## Task description
Your task is to quote the material that follows, in full and exactly.

## Given records
....
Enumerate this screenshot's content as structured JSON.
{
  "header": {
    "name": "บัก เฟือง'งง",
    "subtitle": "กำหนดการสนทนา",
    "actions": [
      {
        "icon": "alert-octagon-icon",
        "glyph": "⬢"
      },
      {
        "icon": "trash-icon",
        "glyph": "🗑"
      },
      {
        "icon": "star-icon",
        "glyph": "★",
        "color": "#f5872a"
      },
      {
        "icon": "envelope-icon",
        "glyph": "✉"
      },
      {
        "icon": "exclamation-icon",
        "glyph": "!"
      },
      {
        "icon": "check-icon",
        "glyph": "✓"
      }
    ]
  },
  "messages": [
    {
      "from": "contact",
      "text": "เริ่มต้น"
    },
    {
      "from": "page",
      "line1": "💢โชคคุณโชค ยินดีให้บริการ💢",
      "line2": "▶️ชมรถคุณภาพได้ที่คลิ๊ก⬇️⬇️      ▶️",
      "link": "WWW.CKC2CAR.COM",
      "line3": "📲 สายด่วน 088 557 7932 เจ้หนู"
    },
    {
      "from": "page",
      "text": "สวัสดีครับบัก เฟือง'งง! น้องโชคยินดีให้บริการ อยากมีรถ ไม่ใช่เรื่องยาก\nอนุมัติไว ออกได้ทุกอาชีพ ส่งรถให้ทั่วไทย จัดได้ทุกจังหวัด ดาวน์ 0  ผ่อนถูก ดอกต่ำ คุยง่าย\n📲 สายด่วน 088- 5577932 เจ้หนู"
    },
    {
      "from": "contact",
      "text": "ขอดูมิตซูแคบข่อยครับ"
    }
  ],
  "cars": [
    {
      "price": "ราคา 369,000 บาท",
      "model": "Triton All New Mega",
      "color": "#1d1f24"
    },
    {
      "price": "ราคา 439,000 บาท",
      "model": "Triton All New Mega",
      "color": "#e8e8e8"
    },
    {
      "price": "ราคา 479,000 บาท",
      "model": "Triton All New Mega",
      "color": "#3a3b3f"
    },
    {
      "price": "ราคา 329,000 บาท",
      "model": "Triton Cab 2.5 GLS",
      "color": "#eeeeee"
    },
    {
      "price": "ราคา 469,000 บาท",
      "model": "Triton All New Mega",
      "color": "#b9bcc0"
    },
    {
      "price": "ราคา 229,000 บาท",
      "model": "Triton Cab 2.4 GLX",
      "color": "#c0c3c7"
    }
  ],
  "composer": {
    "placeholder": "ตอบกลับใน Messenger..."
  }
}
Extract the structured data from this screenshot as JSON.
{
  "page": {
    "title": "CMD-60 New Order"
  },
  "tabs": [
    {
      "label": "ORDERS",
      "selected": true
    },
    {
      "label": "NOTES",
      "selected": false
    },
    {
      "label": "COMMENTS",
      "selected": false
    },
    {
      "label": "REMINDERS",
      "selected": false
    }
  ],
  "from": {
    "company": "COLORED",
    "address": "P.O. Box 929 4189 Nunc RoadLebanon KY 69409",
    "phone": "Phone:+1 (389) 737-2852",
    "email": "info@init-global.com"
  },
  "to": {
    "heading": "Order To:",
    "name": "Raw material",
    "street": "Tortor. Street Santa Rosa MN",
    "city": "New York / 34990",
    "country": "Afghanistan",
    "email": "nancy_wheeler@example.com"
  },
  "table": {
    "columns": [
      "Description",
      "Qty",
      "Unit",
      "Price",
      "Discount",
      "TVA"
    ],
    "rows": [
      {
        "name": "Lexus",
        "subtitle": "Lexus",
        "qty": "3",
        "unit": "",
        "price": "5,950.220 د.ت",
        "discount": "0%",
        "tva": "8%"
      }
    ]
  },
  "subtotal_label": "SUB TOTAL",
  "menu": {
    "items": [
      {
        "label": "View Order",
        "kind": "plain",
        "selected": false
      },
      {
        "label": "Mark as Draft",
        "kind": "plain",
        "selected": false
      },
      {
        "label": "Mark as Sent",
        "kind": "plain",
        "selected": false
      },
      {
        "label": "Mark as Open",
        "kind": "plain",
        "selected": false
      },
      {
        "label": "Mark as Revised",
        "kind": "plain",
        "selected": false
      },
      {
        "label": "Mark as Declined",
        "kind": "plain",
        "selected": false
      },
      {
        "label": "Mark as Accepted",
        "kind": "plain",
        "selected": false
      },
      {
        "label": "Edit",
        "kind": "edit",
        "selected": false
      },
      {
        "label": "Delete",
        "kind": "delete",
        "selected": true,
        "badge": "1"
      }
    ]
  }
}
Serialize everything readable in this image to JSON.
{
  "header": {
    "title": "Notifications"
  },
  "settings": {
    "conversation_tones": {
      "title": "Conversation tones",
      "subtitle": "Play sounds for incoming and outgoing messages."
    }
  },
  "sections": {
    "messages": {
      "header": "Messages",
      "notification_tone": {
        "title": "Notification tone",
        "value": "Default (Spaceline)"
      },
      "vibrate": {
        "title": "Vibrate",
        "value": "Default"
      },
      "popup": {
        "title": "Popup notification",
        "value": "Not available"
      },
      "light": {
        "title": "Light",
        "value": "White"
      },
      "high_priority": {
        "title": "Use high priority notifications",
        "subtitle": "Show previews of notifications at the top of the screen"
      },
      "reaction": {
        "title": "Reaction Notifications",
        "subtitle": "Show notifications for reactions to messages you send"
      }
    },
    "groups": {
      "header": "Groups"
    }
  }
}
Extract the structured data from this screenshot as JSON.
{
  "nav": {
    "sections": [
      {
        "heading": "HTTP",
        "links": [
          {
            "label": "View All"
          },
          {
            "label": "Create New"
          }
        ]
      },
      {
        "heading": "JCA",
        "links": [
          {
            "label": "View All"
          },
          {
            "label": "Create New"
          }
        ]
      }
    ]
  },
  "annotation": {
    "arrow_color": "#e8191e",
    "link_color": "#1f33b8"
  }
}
....
## Reply to the exercise
Enumerate this screenshot's content as structured JSON.
{
  "header": {
    "name": "บัก เฟือง'งง",
    "subtitle": "กำหนดการสนทนา",
    "actions": [
      {
        "icon": "alert-octagon-icon",
        "glyph": "⬢"
      },
      {
        "icon": "trash-icon",
        "glyph": "🗑"
      },
      {
        "icon": "star-icon",
        "glyph": "★",
        "color": "#f5872a"
      },
      {
        "icon": "envelope-icon",
        "glyph": "✉"
      },
      {
        "icon": "exclamation-icon",
        "glyph": "!"
      },
      {
        "icon": "check-icon",
        "glyph": "✓"
      }
    ]
  },
  "messages": [
    {
      "from": "contact",
      "text": "เริ่มต้น"
    },
    {
      "from": "page",
      "line1": "💢โชคคุณโชค ยินดีให้บริการ💢",
      "line2": "▶️ชมรถคุณภาพได้ที่คลิ๊ก⬇️⬇️      ▶️",
      "link": "WWW.CKC2CAR.COM",
      "line3": "📲 สายด่วน 088 557 7932 เจ้หนู"
    },
    {
      "from": "page",
      "text": "สวัสดีครับบัก เฟือง'งง! น้องโชคยินดีให้บริการ อยากมีรถ ไม่ใช่เรื่องยาก\nอนุมัติไว ออกได้ทุกอาชีพ ส่งรถให้ทั่วไทย จัดได้ทุกจังหวัด ดาวน์ 0  ผ่อนถูก ดอกต่ำ คุยง่าย\n📲 สายด่วน 088- 5577932 เจ้หนู"
    },
    {
      "from": "contact",
      "text": "ขอดูมิตซูแคบข่อยครับ"
    }
  ],
  "cars": [
    {
      "price": "ราคา 369,000 บาท",
      "model": "Triton All New Mega",
      "color": "#1d1f24"
    },
    {
      "price": "ราคา 439,000 บาท",
      "model": "Triton All New Mega",
      "color": "#e8e8e8"
    },
    {
      "price": "ราคา 479,000 บาท",
      "model": "Triton All New Mega",
      "color": "#3a3b3f"
    },
    {
      "price": "ราคา 329,000 บาท",
      "model": "Triton Cab 2.5 GLS",
      "color": "#eeeeee"
    },
    {
      "price": "ราคา 469,000 บาท",
      "model": "Triton All New Mega",
      "color": "#b9bcc0"
    },
    {
      "price": "ราคา 229,000 บาท",
      "model": "Triton Cab 2.4 GLX",
      "color": "#c0c3c7"
    }
  ],
  "composer": {
    "placeholder": "ตอบกลับใน Messenger..."
  }
}
Extract the structured data from this screenshot as JSON.
{
  "page": {
    "title": "CMD-60 New Order"
  },
  "tabs": [
    {
      "label": "ORDERS",
      "selected": true
    },
    {
      "label": "NOTES",
      "selected": false
    },
    {
      "label": "COMMENTS",
      "selected": false
    },
    {
      "label": "REMINDERS",
      "selected": false
    }
  ],
  "from": {
    "company": "COLORED",
    "address": "P.O. Box 929 4189 Nunc RoadLebanon KY 69409",
    "phone": "Phone:+1 (389) 737-2852",
    "email": "info@init-global.com"
  },
  "to": {
    "heading": "Order To:",
    "name": "Raw material",
    "street": "Tortor. Street Santa Rosa MN",
    "city": "New York / 34990",
    "country": "Afghanistan",
    "email": "nancy_wheeler@example.com"
  },
  "table": {
    "columns": [
      "Description",
      "Qty",
      "Unit",
      "Price",
      "Discount",
      "TVA"
    ],
    "rows": [
      {
        "name": "Lexus",
        "subtitle": "Lexus",
        "qty": "3",
        "unit": "",
        "price": "5,950.220 د.ت",
        "discount": "0%",
        "tva": "8%"
      }
    ]
  },
  "subtotal_label": "SUB TOTAL",
  "menu": {
    "items": [
      {
        "label": "View Order",
        "kind": "plain",
        "selected": false
      },
      {
        "label": "Mark as Draft",
        "kind": "plain",
        "selected": false
      },
      {
        "label": "Mark as Sent",
        "kind": "plain",
        "selected": false
      },
      {
        "label": "Mark as Open",
        "kind": "plain",
        "selected": false
      },
      {
        "label": "Mark as Revised",
        "kind": "plain",
        "selected": false
      },
      {
        "label": "Mark as Declined",
        "kind": "plain",
        "selected": false
      },
      {
        "label": "Mark as Accepted",
        "kind": "plain",
        "selected": false
      },
      {
        "label": "Edit",
        "kind": "edit",
        "selected": false
      },
      {
        "label": "Delete",
        "kind": "delete",
        "selected": true,
        "badge": "1"
      }
    ]
  }
}
Serialize everything readable in this image to JSON.
{
  "header": {
    "title": "Notifications"
  },
  "settings": {
    "conversation_tones": {
      "title": "Conversation tones",
      "subtitle": "Play sounds for incoming and outgoing messages."
    }
  },
  "sections": {
    "messages": {
      "header": "Messages",
      "notification_tone": {
        "title": "Notification tone",
        "value": "Default (Spaceline)"
      },
      "vibrate": {
        "title": "Vibrate",
        "value": "Default"
      },
      "popup": {
        "title": "Popup notification",
        "value": "Not available"
      },
      "light": {
        "title": "Light",
        "value": "White"
      },
      "high_priority": {
        "title": "Use high priority notifications",
        "subtitle": "Show previews of notifications at the top of the screen"
      },
      "reaction": {
        "title": "Reaction Notifications",
        "subtitle": "Show notifications for reactions to messages you send"
      }
    },
    "groups": {
      "header": "Groups"
    }
  }
}
Extract the structured data from this screenshot as JSON.
{
  "nav": {
    "sections": [
      {
        "heading": "HTTP",
        "links": [
          {
            "label": "View All"
          },
          {
            "label": "Create New"
          }
        ]
      },
      {
        "heading": "JCA",
        "links": [
          {
            "label": "View All"
          },
          {
            "label": "Create New"
          }
        ]
      }
    ]
  },
  "annotation": {
    "arrow_color": "#e8191e",
    "link_color": "#1f33b8"
  }
}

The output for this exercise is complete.